begin Listed entries
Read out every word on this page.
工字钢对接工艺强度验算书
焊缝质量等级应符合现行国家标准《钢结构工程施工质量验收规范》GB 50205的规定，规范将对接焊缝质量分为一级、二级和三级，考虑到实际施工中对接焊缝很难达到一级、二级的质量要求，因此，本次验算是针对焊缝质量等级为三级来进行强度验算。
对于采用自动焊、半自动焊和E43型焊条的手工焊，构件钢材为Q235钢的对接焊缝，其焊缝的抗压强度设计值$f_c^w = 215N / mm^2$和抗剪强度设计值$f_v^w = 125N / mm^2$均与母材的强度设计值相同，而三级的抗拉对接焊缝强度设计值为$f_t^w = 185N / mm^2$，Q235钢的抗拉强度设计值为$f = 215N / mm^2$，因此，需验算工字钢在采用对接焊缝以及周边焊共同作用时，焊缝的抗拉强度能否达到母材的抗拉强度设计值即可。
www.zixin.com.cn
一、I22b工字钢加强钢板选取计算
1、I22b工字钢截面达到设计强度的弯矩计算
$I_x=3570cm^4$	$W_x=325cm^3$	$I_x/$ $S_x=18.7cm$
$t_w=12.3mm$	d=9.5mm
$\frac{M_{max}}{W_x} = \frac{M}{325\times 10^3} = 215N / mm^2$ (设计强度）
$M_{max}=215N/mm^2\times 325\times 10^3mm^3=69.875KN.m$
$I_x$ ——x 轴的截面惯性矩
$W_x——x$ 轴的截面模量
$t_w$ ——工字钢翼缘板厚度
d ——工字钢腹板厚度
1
end Listed entries
**Task prompt**: Extract the complete listing verbatim.

**Exercise response**:
Read out every word on this page.
工字钢对接工艺强度验算书
焊缝质量等级应符合现行国家标准《钢结构工程施工质量验收规范》GB 50205的规定，规范将对接焊缝质量分为一级、二级和三级，考虑到实际施工中对接焊缝很难达到一级、二级的质量要求，因此，本次验算是针对焊缝质量等级为三级来进行强度验算。
对于采用自动焊、半自动焊和E43型焊条的手工焊，构件钢材为Q235钢的对接焊缝，其焊缝的抗压强度设计值$f_c^w = 215N / mm^2$和抗剪强度设计值$f_v^w = 125N / mm^2$均与母材的强度设计值相同，而三级的抗拉对接焊缝强度设计值为$f_t^w = 185N / mm^2$，Q235钢的抗拉强度设计值为$f = 215N / mm^2$，因此，需验算工字钢在采用对接焊缝以及周边焊共同作用时，焊缝的抗拉强度能否达到母材的抗拉强度设计值即可。
www.zixin.com.cn
一、I22b工字钢加强钢板选取计算
1、I22b工字钢截面达到设计强度的弯矩计算
$I_x=3570cm^4$	$W_x=325cm^3$	$I_x/$ $S_x=18.7cm$
$t_w=12.3mm$	d=9.5mm
$\frac{M_{max}}{W_x} = \frac{M}{325\times 10^3} = 215N / mm^2$ (设计强度）
$M_{max}=215N/mm^2\times 325\times 10^3mm^3=69.875KN.m$
$I_x$ ——x 轴的截面惯性矩
$W_x——x$ 轴的截面模量
$t_w$ ——工字钢翼缘板厚度
d ——工字钢腹板厚度
1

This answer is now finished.